## TO DO:
Repeat the records word for word, excluding any picture.

## RECORDS TO USE:
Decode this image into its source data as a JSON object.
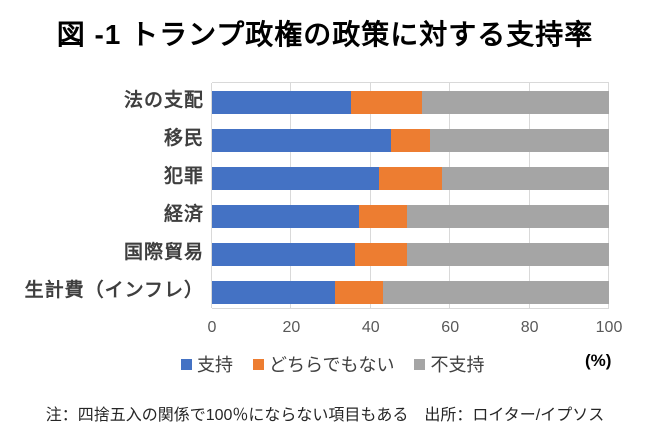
{
  "title": "図 -1 トランプ政権の政策に対する支持率",
  "note": "注：四捨五入の関係で100％にならない項目もある　出所：ロイター/イプソス",
  "chart_data": {
    "type": "bar",
    "stacked": true,
    "orientation": "horizontal",
    "title": "図 -1 トランプ政権の政策に対する支持率",
    "categories": [
      "法の支配",
      "移民",
      "犯罪",
      "経済",
      "国際貿易",
      "生計費（インフレ）"
    ],
    "series": [
      {
        "name": "支持",
        "color": "#4472C4",
        "values": [
          35,
          45,
          42,
          37,
          36,
          31
        ]
      },
      {
        "name": "どちらでもない",
        "color": "#ED7D31",
        "values": [
          18,
          10,
          16,
          12,
          13,
          12
        ]
      },
      {
        "name": "不支持",
        "color": "#A5A5A5",
        "values": [
          47,
          45,
          42,
          51,
          51,
          57
        ]
      }
    ],
    "xlim": [
      0,
      100
    ],
    "x_ticks": [
      "0",
      "20",
      "40",
      "60",
      "80",
      "100"
    ],
    "x_unit_label": "(%)",
    "grid": true,
    "legend_position": "bottom",
    "gridline_color": "#D9D9D9",
    "axis_text_color": "#595959",
    "category_text_color": "#3f3f3f"
  }
}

## ANSWER BELOW:
Decode this image into its source data as a JSON object.
{
  "title": "図 -1 トランプ政権の政策に対する支持率",
  "note": "注：四捨五入の関係で100％にならない項目もある　出所：ロイター/イプソス",
  "chart_data": {
    "type": "bar",
    "stacked": true,
    "orientation": "horizontal",
    "title": "図 -1 トランプ政権の政策に対する支持率",
    "categories": [
      "法の支配",
      "移民",
      "犯罪",
      "経済",
      "国際貿易",
      "生計費（インフレ）"
    ],
    "series": [
      {
        "name": "支持",
        "color": "#4472C4",
        "values": [
          35,
          45,
          42,
          37,
          36,
          31
        ]
      },
      {
        "name": "どちらでもない",
        "color": "#ED7D31",
        "values": [
          18,
          10,
          16,
          12,
          13,
          12
        ]
      },
      {
        "name": "不支持",
        "color": "#A5A5A5",
        "values": [
          47,
          45,
          42,
          51,
          51,
          57
        ]
      }
    ],
    "xlim": [
      0,
      100
    ],
    "x_ticks": [
      "0",
      "20",
      "40",
      "60",
      "80",
      "100"
    ],
    "x_unit_label": "(%)",
    "grid": true,
    "legend_position": "bottom",
    "gridline_color": "#D9D9D9",
    "axis_text_color": "#595959",
    "category_text_color": "#3f3f3f"
  }
}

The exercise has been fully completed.